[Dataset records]
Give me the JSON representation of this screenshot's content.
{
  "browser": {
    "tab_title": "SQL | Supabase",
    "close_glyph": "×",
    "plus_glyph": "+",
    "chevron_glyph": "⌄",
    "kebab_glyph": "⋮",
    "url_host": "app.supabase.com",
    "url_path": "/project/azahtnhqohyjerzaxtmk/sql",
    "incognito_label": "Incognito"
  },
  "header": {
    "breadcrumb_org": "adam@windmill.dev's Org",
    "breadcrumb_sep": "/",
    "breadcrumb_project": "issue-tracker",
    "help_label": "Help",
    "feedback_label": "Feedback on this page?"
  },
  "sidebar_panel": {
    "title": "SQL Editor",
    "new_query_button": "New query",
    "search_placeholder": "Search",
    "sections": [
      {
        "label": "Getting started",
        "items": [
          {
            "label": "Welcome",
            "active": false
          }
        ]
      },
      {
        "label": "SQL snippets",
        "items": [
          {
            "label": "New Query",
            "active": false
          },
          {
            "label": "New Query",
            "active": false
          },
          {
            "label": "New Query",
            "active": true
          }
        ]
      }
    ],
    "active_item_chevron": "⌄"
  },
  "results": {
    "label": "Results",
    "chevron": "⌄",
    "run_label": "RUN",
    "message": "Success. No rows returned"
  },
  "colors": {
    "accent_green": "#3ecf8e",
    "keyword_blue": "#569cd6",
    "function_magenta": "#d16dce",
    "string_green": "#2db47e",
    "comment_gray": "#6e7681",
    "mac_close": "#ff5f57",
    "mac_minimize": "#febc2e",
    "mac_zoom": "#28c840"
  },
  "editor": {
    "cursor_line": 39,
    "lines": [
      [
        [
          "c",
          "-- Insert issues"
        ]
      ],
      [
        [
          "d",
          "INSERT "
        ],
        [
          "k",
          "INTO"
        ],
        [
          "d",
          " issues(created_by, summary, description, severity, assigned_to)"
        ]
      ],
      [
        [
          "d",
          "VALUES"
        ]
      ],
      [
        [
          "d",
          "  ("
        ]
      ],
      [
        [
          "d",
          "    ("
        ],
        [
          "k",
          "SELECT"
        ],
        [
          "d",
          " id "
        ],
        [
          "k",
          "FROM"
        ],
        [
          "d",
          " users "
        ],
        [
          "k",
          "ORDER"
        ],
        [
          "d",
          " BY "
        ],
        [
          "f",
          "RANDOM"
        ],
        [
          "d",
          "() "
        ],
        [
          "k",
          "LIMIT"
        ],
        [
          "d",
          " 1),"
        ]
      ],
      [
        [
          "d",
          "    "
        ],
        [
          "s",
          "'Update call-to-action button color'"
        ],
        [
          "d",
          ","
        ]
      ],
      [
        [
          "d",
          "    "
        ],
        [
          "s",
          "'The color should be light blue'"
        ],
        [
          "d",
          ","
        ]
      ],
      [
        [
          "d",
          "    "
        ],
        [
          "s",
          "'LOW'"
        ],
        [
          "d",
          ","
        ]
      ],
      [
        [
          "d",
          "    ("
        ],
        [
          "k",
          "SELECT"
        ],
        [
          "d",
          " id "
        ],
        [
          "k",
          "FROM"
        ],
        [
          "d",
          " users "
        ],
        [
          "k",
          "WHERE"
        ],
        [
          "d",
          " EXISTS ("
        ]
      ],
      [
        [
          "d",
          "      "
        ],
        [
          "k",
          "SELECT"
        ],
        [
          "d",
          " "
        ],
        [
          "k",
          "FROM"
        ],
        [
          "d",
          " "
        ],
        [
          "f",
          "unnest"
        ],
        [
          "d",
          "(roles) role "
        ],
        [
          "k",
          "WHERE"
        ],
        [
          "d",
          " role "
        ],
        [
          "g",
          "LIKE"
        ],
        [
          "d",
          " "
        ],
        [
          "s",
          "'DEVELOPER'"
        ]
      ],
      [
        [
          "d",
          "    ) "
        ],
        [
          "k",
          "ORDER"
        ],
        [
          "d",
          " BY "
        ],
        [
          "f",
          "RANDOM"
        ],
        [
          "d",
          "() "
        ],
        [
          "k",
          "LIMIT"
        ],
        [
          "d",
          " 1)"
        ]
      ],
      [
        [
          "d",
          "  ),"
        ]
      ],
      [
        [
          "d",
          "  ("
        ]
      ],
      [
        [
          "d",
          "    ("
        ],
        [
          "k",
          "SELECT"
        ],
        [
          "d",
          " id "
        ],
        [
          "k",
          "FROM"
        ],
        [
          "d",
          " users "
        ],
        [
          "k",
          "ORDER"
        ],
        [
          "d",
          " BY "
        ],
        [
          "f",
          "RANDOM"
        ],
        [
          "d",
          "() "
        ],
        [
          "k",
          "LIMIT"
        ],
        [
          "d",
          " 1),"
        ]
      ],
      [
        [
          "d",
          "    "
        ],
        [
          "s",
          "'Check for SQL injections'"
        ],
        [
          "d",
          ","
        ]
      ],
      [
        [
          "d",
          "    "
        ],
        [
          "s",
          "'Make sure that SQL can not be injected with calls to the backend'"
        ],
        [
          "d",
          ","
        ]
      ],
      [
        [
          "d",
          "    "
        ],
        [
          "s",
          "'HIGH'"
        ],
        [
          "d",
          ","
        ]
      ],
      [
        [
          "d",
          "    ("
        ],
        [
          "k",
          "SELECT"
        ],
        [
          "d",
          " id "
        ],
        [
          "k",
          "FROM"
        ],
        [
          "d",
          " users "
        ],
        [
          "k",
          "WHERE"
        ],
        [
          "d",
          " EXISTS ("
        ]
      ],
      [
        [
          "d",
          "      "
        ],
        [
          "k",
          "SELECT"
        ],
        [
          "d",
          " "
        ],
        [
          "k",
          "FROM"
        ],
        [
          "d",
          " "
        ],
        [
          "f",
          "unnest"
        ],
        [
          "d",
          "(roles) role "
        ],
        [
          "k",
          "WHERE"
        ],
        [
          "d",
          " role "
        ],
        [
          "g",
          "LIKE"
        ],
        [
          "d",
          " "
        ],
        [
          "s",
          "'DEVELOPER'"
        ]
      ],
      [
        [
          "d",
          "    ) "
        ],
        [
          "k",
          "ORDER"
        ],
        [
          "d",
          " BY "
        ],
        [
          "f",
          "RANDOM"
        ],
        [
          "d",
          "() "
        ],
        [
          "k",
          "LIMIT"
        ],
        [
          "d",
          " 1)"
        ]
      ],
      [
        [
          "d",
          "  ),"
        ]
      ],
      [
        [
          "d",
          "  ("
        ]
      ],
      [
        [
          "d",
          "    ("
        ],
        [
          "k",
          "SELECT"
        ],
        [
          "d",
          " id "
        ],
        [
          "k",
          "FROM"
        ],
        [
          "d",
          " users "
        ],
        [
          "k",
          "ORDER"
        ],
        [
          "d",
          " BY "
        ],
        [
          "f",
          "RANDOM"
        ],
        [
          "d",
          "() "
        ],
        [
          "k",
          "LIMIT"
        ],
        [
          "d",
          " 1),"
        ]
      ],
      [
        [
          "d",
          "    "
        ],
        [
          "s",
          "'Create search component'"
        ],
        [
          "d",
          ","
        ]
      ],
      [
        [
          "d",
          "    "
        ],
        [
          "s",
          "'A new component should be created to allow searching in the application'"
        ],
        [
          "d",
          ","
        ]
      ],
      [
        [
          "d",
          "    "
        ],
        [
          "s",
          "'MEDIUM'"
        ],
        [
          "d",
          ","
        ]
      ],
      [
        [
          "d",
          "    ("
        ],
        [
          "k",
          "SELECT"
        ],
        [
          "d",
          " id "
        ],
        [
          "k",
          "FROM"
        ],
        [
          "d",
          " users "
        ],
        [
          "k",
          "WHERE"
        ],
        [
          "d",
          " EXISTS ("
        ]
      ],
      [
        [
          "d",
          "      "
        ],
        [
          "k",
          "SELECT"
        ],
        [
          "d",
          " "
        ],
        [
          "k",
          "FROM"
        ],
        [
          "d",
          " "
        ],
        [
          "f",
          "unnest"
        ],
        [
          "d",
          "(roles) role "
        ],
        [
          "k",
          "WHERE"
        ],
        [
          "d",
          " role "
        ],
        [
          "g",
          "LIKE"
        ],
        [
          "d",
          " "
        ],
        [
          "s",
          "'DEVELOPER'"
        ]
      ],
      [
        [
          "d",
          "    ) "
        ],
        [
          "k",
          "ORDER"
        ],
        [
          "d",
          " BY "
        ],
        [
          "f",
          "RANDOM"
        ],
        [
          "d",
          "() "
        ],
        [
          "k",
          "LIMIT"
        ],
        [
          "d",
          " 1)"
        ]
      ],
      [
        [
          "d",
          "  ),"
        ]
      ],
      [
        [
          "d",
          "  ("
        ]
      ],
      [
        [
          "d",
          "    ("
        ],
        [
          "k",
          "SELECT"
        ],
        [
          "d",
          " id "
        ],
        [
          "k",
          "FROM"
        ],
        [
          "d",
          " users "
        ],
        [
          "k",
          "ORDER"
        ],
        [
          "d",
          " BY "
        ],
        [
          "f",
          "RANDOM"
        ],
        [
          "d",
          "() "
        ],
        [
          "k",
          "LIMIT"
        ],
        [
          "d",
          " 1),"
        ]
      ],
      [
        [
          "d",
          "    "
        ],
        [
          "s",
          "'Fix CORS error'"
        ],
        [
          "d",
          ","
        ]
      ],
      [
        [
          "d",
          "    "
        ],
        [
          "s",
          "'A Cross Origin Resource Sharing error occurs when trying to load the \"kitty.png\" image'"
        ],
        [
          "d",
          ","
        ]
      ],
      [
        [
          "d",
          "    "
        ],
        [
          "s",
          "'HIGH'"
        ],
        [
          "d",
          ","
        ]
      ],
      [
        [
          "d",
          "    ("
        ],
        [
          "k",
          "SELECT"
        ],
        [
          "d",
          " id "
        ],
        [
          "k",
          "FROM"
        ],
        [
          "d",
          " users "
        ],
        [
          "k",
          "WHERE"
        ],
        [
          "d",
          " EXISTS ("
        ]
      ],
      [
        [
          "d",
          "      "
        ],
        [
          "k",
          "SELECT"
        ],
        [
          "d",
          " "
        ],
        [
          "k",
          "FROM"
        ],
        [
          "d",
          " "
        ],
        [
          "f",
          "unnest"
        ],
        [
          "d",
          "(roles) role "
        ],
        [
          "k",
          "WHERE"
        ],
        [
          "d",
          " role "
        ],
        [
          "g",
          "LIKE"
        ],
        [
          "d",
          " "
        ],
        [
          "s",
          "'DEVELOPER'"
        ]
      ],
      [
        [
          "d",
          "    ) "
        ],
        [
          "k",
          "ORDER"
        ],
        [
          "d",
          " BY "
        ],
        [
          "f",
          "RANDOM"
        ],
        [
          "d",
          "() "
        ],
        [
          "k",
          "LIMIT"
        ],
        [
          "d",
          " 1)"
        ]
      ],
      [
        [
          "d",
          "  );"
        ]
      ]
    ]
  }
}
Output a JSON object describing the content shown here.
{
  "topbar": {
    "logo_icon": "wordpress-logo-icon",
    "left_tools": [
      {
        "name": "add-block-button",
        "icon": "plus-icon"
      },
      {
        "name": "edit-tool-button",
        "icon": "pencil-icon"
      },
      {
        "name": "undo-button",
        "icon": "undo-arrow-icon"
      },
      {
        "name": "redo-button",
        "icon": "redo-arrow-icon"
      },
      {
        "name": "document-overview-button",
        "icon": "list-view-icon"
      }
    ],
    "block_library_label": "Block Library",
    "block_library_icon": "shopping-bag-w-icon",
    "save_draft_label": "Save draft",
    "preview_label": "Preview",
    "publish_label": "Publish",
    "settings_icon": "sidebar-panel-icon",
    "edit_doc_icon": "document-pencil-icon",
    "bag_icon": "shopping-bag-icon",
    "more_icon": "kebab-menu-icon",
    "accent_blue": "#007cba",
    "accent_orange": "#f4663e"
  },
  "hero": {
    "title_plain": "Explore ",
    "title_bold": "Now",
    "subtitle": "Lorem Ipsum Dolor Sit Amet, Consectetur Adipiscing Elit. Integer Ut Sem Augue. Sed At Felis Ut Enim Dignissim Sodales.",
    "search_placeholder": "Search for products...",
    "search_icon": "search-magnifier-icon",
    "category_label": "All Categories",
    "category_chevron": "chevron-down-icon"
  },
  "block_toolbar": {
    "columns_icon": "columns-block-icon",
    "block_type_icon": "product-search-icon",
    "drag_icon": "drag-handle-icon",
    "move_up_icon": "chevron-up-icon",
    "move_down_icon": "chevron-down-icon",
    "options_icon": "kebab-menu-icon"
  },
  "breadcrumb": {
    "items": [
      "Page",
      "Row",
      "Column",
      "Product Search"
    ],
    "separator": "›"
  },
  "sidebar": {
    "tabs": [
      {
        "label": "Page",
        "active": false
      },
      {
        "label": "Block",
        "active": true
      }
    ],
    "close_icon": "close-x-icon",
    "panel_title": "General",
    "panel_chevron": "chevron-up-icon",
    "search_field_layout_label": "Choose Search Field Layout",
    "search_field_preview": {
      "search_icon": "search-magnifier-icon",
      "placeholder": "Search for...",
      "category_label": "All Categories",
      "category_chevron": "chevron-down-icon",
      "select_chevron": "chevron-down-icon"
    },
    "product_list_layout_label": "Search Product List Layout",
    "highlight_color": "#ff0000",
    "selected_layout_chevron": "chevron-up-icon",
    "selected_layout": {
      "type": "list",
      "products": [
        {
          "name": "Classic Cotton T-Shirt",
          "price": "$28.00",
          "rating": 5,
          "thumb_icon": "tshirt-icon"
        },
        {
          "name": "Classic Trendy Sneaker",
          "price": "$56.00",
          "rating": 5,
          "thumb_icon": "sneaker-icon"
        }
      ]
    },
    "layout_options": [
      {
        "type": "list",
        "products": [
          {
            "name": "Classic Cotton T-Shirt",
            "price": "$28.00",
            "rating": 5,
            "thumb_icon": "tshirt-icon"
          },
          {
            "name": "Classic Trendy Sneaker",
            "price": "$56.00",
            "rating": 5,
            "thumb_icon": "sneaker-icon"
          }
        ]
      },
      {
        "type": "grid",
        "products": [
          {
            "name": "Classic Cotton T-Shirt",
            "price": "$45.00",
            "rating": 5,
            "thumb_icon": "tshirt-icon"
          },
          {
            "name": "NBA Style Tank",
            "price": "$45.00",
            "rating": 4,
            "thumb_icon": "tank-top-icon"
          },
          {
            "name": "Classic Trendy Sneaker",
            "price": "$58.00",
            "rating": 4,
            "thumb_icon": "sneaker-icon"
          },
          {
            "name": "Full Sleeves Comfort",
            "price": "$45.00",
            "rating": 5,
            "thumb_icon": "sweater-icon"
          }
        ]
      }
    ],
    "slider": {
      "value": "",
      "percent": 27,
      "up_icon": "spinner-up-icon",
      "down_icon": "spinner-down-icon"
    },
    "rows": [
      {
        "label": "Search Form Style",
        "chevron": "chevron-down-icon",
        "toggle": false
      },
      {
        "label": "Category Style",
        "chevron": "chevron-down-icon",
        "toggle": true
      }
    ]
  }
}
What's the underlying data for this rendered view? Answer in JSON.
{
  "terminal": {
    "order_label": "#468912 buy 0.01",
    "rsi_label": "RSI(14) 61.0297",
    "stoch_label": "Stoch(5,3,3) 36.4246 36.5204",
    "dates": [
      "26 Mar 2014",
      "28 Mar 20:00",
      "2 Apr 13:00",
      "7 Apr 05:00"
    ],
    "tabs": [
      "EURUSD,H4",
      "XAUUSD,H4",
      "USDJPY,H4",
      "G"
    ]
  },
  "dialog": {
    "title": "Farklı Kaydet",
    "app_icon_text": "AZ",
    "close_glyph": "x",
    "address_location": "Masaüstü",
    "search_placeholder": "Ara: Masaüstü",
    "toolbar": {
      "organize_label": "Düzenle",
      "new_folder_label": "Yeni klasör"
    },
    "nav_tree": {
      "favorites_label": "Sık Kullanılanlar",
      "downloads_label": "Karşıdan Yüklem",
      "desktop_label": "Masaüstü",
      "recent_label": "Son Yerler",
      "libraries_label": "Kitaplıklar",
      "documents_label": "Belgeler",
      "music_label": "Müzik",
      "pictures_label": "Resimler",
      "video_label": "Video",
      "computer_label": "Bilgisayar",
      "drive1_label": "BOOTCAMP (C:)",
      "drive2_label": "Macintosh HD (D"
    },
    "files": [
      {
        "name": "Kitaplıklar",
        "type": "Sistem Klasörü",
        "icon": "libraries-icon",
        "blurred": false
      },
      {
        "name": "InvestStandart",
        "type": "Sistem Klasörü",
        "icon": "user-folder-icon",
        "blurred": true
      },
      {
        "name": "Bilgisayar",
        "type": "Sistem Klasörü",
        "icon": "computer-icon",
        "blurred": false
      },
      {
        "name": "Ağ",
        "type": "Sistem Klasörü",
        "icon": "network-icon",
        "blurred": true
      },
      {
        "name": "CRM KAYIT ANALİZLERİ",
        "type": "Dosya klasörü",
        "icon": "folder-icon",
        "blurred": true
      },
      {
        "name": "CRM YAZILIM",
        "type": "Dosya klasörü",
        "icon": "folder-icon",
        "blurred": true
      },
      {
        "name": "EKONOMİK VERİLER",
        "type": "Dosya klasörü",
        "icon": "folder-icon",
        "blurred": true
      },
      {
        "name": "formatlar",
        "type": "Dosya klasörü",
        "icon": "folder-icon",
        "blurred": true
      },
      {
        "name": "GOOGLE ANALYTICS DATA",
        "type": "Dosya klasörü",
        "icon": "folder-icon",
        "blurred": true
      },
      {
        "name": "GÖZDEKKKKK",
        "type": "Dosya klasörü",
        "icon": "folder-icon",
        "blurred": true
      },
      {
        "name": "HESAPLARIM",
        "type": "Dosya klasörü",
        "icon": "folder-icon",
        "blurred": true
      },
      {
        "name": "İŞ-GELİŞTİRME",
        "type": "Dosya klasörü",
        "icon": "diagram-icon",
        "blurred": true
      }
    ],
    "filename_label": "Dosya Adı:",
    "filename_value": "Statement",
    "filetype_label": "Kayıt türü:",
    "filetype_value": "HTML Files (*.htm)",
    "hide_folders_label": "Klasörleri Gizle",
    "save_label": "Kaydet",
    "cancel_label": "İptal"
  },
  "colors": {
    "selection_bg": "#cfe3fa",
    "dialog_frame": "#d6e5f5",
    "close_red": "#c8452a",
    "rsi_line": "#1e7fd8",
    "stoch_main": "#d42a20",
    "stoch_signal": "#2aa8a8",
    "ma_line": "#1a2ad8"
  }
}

◆ Aim: Copy each line above containing the string "Kitaplıklar".

◆ Response to the task:
      "libraries_label": "Kitaplıklar",
        "name": "Kitaplıklar",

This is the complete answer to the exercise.